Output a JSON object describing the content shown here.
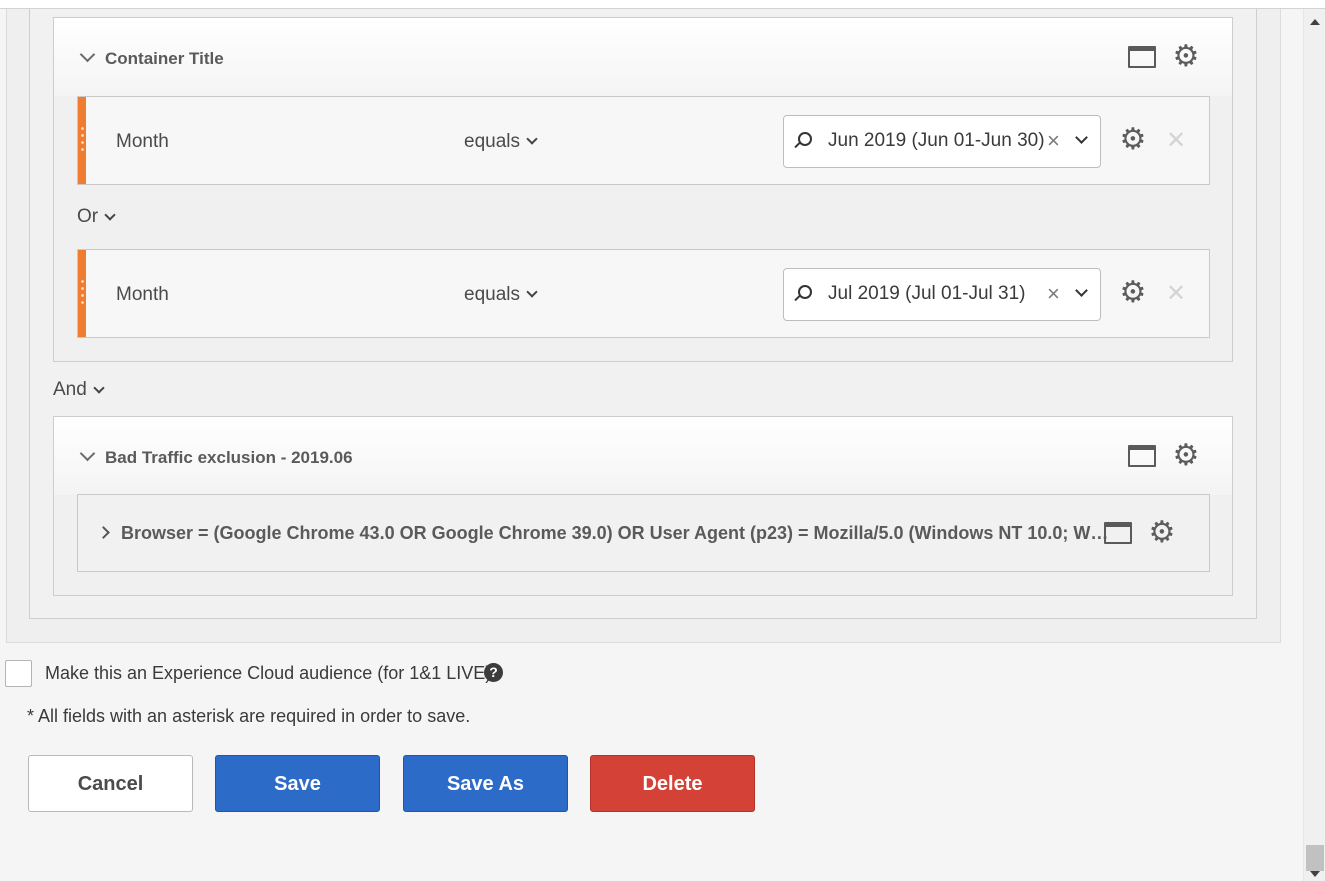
{
  "container1": {
    "title": "Container Title",
    "rows": [
      {
        "label": "Month",
        "operator": "equals",
        "value": "Jun 2019 (Jun 01-Jun 30)"
      },
      {
        "label": "Month",
        "operator": "equals",
        "value": "Jul 2019 (Jul 01-Jul 31)"
      }
    ],
    "inner_logic": "Or"
  },
  "outer_logic": "And",
  "container2": {
    "title": "Bad Traffic exclusion - 2019.06",
    "nested_row_text": "Browser = (Google Chrome 43.0 OR Google Chrome 39.0) OR User Agent (p23) = Mozilla/5.0 (Windows NT 10.0; W…"
  },
  "footer": {
    "checkbox_label": "Make this an Experience Cloud audience (for 1&1 LIVE)",
    "checkbox_checked": false,
    "help_glyph": "?",
    "required_note": "* All fields with an asterisk are required in order to save.",
    "buttons": {
      "cancel": "Cancel",
      "save": "Save",
      "save_as": "Save As",
      "delete": "Delete"
    }
  },
  "icons": {
    "clear": "×",
    "row_remove": "✕",
    "gear": "⚙"
  },
  "colors": {
    "accent_bar": "#f07c2f",
    "primary": "#2d6bc9",
    "danger": "#d44136"
  }
}
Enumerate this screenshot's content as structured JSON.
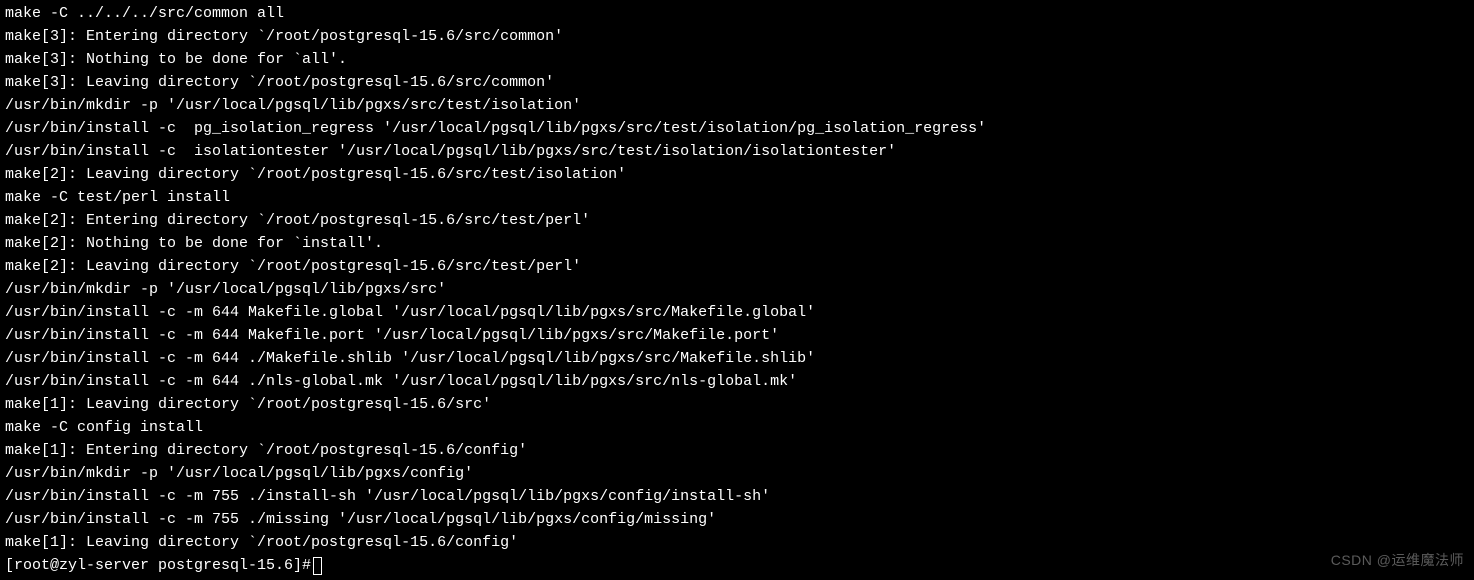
{
  "terminal": {
    "lines": [
      "make -C ../../../src/common all",
      "make[3]: Entering directory `/root/postgresql-15.6/src/common'",
      "make[3]: Nothing to be done for `all'.",
      "make[3]: Leaving directory `/root/postgresql-15.6/src/common'",
      "/usr/bin/mkdir -p '/usr/local/pgsql/lib/pgxs/src/test/isolation'",
      "/usr/bin/install -c  pg_isolation_regress '/usr/local/pgsql/lib/pgxs/src/test/isolation/pg_isolation_regress'",
      "/usr/bin/install -c  isolationtester '/usr/local/pgsql/lib/pgxs/src/test/isolation/isolationtester'",
      "make[2]: Leaving directory `/root/postgresql-15.6/src/test/isolation'",
      "make -C test/perl install",
      "make[2]: Entering directory `/root/postgresql-15.6/src/test/perl'",
      "make[2]: Nothing to be done for `install'.",
      "make[2]: Leaving directory `/root/postgresql-15.6/src/test/perl'",
      "/usr/bin/mkdir -p '/usr/local/pgsql/lib/pgxs/src'",
      "/usr/bin/install -c -m 644 Makefile.global '/usr/local/pgsql/lib/pgxs/src/Makefile.global'",
      "/usr/bin/install -c -m 644 Makefile.port '/usr/local/pgsql/lib/pgxs/src/Makefile.port'",
      "/usr/bin/install -c -m 644 ./Makefile.shlib '/usr/local/pgsql/lib/pgxs/src/Makefile.shlib'",
      "/usr/bin/install -c -m 644 ./nls-global.mk '/usr/local/pgsql/lib/pgxs/src/nls-global.mk'",
      "make[1]: Leaving directory `/root/postgresql-15.6/src'",
      "make -C config install",
      "make[1]: Entering directory `/root/postgresql-15.6/config'",
      "/usr/bin/mkdir -p '/usr/local/pgsql/lib/pgxs/config'",
      "/usr/bin/install -c -m 755 ./install-sh '/usr/local/pgsql/lib/pgxs/config/install-sh'",
      "/usr/bin/install -c -m 755 ./missing '/usr/local/pgsql/lib/pgxs/config/missing'",
      "make[1]: Leaving directory `/root/postgresql-15.6/config'"
    ],
    "prompt": "[root@zyl-server postgresql-15.6]# "
  },
  "watermark": "CSDN @运维魔法师"
}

········

**Written task:** Each entry should be repeated exactly as it appears; the pictures stay out.

**Written answer:**
Output a JSON object describing the content shown here.
{
  "container1": {
    "title": "Container Title",
    "rows": [
      {
        "label": "Month",
        "operator": "equals",
        "value": "Jun 2019 (Jun 01-Jun 30)"
      },
      {
        "label": "Month",
        "operator": "equals",
        "value": "Jul 2019 (Jul 01-Jul 31)"
      }
    ],
    "inner_logic": "Or"
  },
  "outer_logic": "And",
  "container2": {
    "title": "Bad Traffic exclusion - 2019.06",
    "nested_row_text": "Browser = (Google Chrome 43.0 OR Google Chrome 39.0) OR User Agent (p23) = Mozilla/5.0 (Windows NT 10.0; W…"
  },
  "footer": {
    "checkbox_label": "Make this an Experience Cloud audience (for 1&1 LIVE)",
    "checkbox_checked": false,
    "help_glyph": "?",
    "required_note": "* All fields with an asterisk are required in order to save.",
    "buttons": {
      "cancel": "Cancel",
      "save": "Save",
      "save_as": "Save As",
      "delete": "Delete"
    }
  },
  "icons": {
    "clear": "×",
    "row_remove": "✕",
    "gear": "⚙"
  },
  "colors": {
    "accent_bar": "#f07c2f",
    "primary": "#2d6bc9",
    "danger": "#d44136"
  }
}
Enumerate this screenshot's content as structured JSON.
{
  "terminal": {
    "lines": [
      "make -C ../../../src/common all",
      "make[3]: Entering directory `/root/postgresql-15.6/src/common'",
      "make[3]: Nothing to be done for `all'.",
      "make[3]: Leaving directory `/root/postgresql-15.6/src/common'",
      "/usr/bin/mkdir -p '/usr/local/pgsql/lib/pgxs/src/test/isolation'",
      "/usr/bin/install -c  pg_isolation_regress '/usr/local/pgsql/lib/pgxs/src/test/isolation/pg_isolation_regress'",
      "/usr/bin/install -c  isolationtester '/usr/local/pgsql/lib/pgxs/src/test/isolation/isolationtester'",
      "make[2]: Leaving directory `/root/postgresql-15.6/src/test/isolation'",
      "make -C test/perl install",
      "make[2]: Entering directory `/root/postgresql-15.6/src/test/perl'",
      "make[2]: Nothing to be done for `install'.",
      "make[2]: Leaving directory `/root/postgresql-15.6/src/test/perl'",
      "/usr/bin/mkdir -p '/usr/local/pgsql/lib/pgxs/src'",
      "/usr/bin/install -c -m 644 Makefile.global '/usr/local/pgsql/lib/pgxs/src/Makefile.global'",
      "/usr/bin/install -c -m 644 Makefile.port '/usr/local/pgsql/lib/pgxs/src/Makefile.port'",
      "/usr/bin/install -c -m 644 ./Makefile.shlib '/usr/local/pgsql/lib/pgxs/src/Makefile.shlib'",
      "/usr/bin/install -c -m 644 ./nls-global.mk '/usr/local/pgsql/lib/pgxs/src/nls-global.mk'",
      "make[1]: Leaving directory `/root/postgresql-15.6/src'",
      "make -C config install",
      "make[1]: Entering directory `/root/postgresql-15.6/config'",
      "/usr/bin/mkdir -p '/usr/local/pgsql/lib/pgxs/config'",
      "/usr/bin/install -c -m 755 ./install-sh '/usr/local/pgsql/lib/pgxs/config/install-sh'",
      "/usr/bin/install -c -m 755 ./missing '/usr/local/pgsql/lib/pgxs/config/missing'",
      "make[1]: Leaving directory `/root/postgresql-15.6/config'"
    ],
    "prompt": "[root@zyl-server postgresql-15.6]# "
  },
  "watermark": "CSDN @运维魔法师"
}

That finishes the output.